GIVEN RECORDS:
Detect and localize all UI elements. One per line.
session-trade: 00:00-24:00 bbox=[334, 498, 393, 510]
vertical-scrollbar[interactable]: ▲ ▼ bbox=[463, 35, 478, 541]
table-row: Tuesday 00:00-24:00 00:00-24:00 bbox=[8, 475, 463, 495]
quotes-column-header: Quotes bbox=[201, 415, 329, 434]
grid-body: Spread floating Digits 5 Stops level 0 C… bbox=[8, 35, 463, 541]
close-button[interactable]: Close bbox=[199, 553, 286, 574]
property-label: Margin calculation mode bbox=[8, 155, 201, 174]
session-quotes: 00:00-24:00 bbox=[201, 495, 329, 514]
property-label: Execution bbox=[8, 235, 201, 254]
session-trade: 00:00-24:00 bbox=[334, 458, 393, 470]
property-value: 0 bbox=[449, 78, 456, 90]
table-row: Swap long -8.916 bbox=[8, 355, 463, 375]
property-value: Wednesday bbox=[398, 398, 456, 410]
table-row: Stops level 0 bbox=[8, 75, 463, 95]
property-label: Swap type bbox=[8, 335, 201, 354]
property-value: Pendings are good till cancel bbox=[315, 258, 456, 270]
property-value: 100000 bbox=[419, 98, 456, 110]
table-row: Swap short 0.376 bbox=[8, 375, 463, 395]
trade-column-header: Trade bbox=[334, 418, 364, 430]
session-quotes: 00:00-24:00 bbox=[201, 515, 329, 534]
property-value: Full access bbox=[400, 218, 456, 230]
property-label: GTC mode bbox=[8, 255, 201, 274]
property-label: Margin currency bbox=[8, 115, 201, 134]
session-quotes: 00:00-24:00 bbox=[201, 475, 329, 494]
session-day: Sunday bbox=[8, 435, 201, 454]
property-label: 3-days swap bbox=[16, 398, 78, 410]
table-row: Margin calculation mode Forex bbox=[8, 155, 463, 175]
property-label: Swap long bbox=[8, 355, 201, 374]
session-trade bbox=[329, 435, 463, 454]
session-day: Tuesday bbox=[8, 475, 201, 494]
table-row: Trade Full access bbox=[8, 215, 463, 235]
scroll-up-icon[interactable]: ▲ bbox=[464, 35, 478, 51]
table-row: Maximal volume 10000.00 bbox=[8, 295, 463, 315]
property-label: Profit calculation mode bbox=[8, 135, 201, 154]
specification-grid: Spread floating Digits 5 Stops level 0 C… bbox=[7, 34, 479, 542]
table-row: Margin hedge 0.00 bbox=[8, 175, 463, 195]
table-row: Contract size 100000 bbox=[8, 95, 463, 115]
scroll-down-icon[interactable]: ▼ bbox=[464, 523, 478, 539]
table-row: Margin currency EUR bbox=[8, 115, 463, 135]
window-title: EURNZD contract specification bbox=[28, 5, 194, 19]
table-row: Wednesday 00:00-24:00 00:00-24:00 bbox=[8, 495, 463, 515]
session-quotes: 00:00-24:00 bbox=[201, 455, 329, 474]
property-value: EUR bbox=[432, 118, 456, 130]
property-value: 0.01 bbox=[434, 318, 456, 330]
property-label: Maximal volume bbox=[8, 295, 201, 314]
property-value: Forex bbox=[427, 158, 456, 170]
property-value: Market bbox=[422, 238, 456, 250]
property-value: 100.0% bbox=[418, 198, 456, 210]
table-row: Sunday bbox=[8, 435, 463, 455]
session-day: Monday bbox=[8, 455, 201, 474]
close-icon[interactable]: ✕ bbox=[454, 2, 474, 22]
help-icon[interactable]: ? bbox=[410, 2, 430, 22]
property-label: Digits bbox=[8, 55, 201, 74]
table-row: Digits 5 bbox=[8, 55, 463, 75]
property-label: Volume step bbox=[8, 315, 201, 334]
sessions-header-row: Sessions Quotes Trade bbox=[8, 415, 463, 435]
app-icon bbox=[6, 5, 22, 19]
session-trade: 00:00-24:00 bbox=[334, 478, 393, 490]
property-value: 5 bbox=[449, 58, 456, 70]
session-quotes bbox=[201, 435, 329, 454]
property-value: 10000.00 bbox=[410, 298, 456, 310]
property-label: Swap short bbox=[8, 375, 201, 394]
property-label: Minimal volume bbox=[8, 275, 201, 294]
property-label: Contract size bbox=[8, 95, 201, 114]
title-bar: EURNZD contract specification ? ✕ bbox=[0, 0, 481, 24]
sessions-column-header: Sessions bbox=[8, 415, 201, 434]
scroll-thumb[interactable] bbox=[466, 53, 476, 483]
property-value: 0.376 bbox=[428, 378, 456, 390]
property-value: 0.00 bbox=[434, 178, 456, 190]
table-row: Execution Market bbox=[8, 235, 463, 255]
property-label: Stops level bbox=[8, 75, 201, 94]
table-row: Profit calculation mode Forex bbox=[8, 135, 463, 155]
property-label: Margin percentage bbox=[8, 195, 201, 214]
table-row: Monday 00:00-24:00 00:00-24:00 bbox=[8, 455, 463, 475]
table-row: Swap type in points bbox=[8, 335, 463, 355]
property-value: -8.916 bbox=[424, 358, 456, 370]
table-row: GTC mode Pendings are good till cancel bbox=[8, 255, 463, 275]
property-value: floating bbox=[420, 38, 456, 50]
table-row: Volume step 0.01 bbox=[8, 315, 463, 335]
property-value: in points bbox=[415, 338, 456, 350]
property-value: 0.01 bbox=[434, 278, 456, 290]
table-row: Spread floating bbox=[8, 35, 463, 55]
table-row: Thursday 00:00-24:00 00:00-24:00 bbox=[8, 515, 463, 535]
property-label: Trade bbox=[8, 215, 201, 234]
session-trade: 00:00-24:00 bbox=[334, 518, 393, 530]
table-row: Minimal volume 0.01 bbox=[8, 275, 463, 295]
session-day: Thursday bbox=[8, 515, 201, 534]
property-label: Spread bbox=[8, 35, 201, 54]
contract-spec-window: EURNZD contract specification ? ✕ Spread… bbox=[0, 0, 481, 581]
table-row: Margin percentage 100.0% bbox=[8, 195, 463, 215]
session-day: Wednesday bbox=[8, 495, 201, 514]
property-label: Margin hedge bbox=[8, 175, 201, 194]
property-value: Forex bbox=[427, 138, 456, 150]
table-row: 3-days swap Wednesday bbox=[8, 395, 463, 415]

TASK DIRECTIONS: Please convert the entries, from the start through the line containing "property-label: Execution bbox=[8, 235, 201, 254]", into a Markdown table with the columns Row and Entry text, leaving out any blank lines.

WORKED ANSWER:
| Row | Entry text |
|---|---|
| 1 | Detect and localize all UI elements. One per line. |
| 2 | session-trade: 00:00-24:00 bbox=[334, 498, 393, 510] |
| 3 | vertical-scrollbar[interactable]: ▲ ▼ bbox=[463, 35, 478, 541] |
| 4 | table-row: Tuesday 00:00-24:00 00:00-24:00 bbox=[8, 475, 463, 495] |
| 5 | quotes-column-header: Quotes bbox=[201, 415, 329, 434] |
| 6 | grid-body: Spread floating Digits 5 Stops level 0 C… bbox=[8, 35, 463, 541] |
| 7 | close-button[interactable]: Close bbox=[199, 553, 286, 574] |
| 8 | property-label: Margin calculation mode bbox=[8, 155, 201, 174] |
| 9 | session-quotes: 00:00-24:00 bbox=[201, 495, 329, 514] |
| 10 | property-label: Execution bbox=[8, 235, 201, 254] |